» **Goal of the exercise**: Write the records out again, precisely as they stand.

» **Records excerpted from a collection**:
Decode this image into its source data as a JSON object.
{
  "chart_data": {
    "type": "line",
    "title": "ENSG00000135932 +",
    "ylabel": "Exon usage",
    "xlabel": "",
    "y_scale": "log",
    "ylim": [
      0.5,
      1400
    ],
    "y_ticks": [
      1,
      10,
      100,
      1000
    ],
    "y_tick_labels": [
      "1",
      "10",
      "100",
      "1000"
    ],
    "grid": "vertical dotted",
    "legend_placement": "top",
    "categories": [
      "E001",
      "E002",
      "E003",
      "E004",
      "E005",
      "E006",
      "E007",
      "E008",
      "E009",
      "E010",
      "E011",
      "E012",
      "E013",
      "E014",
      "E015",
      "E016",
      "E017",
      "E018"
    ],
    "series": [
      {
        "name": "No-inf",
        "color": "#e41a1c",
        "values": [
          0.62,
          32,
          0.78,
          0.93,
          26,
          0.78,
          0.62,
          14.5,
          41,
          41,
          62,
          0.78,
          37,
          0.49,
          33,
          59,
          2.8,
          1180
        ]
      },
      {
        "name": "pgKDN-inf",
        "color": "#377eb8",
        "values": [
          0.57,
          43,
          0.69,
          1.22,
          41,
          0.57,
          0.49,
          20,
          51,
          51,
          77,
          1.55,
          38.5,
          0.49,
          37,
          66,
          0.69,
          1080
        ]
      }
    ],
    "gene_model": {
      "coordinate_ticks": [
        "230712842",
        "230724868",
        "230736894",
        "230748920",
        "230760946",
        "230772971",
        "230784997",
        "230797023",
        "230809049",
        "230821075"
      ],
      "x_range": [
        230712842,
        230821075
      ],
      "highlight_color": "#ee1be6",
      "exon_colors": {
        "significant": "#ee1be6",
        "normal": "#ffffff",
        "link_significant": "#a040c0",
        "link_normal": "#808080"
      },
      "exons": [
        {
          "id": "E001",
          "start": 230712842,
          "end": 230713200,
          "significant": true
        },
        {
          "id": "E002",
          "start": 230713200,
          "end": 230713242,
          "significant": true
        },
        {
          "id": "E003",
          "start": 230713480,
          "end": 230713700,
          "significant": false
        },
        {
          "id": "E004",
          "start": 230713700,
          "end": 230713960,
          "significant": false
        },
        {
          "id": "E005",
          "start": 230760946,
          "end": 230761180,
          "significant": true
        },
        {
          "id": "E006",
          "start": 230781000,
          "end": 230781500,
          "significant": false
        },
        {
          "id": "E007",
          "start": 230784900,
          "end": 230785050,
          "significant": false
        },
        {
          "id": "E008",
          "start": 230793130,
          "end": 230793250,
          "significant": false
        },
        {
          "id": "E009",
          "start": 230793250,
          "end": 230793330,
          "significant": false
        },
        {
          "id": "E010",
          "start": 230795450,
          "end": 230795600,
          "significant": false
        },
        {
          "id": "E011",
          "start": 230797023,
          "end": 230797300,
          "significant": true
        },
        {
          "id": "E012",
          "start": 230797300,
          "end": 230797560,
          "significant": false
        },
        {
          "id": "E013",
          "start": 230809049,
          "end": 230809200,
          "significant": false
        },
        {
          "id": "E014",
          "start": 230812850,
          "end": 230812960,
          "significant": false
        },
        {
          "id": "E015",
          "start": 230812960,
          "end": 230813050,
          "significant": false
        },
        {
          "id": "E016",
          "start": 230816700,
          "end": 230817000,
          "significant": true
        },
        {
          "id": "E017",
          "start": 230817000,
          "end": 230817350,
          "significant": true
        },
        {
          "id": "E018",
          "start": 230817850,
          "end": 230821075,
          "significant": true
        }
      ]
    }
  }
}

» **Answer to the task**:
Decode this image into its source data as a JSON object.
{
  "chart_data": {
    "type": "line",
    "title": "ENSG00000135932 +",
    "ylabel": "Exon usage",
    "xlabel": "",
    "y_scale": "log",
    "ylim": [
      0.5,
      1400
    ],
    "y_ticks": [
      1,
      10,
      100,
      1000
    ],
    "y_tick_labels": [
      "1",
      "10",
      "100",
      "1000"
    ],
    "grid": "vertical dotted",
    "legend_placement": "top",
    "categories": [
      "E001",
      "E002",
      "E003",
      "E004",
      "E005",
      "E006",
      "E007",
      "E008",
      "E009",
      "E010",
      "E011",
      "E012",
      "E013",
      "E014",
      "E015",
      "E016",
      "E017",
      "E018"
    ],
    "series": [
      {
        "name": "No-inf",
        "color": "#e41a1c",
        "values": [
          0.62,
          32,
          0.78,
          0.93,
          26,
          0.78,
          0.62,
          14.5,
          41,
          41,
          62,
          0.78,
          37,
          0.49,
          33,
          59,
          2.8,
          1180
        ]
      },
      {
        "name": "pgKDN-inf",
        "color": "#377eb8",
        "values": [
          0.57,
          43,
          0.69,
          1.22,
          41,
          0.57,
          0.49,
          20,
          51,
          51,
          77,
          1.55,
          38.5,
          0.49,
          37,
          66,
          0.69,
          1080
        ]
      }
    ],
    "gene_model": {
      "coordinate_ticks": [
        "230712842",
        "230724868",
        "230736894",
        "230748920",
        "230760946",
        "230772971",
        "230784997",
        "230797023",
        "230809049",
        "230821075"
      ],
      "x_range": [
        230712842,
        230821075
      ],
      "highlight_color": "#ee1be6",
      "exon_colors": {
        "significant": "#ee1be6",
        "normal": "#ffffff",
        "link_significant": "#a040c0",
        "link_normal": "#808080"
      },
      "exons": [
        {
          "id": "E001",
          "start": 230712842,
          "end": 230713200,
          "significant": true
        },
        {
          "id": "E002",
          "start": 230713200,
          "end": 230713242,
          "significant": true
        },
        {
          "id": "E003",
          "start": 230713480,
          "end": 230713700,
          "significant": false
        },
        {
          "id": "E004",
          "start": 230713700,
          "end": 230713960,
          "significant": false
        },
        {
          "id": "E005",
          "start": 230760946,
          "end": 230761180,
          "significant": true
        },
        {
          "id": "E006",
          "start": 230781000,
          "end": 230781500,
          "significant": false
        },
        {
          "id": "E007",
          "start": 230784900,
          "end": 230785050,
          "significant": false
        },
        {
          "id": "E008",
          "start": 230793130,
          "end": 230793250,
          "significant": false
        },
        {
          "id": "E009",
          "start": 230793250,
          "end": 230793330,
          "significant": false
        },
        {
          "id": "E010",
          "start": 230795450,
          "end": 230795600,
          "significant": false
        },
        {
          "id": "E011",
          "start": 230797023,
          "end": 230797300,
          "significant": true
        },
        {
          "id": "E012",
          "start": 230797300,
          "end": 230797560,
          "significant": false
        },
        {
          "id": "E013",
          "start": 230809049,
          "end": 230809200,
          "significant": false
        },
        {
          "id": "E014",
          "start": 230812850,
          "end": 230812960,
          "significant": false
        },
        {
          "id": "E015",
          "start": 230812960,
          "end": 230813050,
          "significant": false
        },
        {
          "id": "E016",
          "start": 230816700,
          "end": 230817000,
          "significant": true
        },
        {
          "id": "E017",
          "start": 230817000,
          "end": 230817350,
          "significant": true
        },
        {
          "id": "E018",
          "start": 230817850,
          "end": 230821075,
          "significant": true
        }
      ]
    }
  }
}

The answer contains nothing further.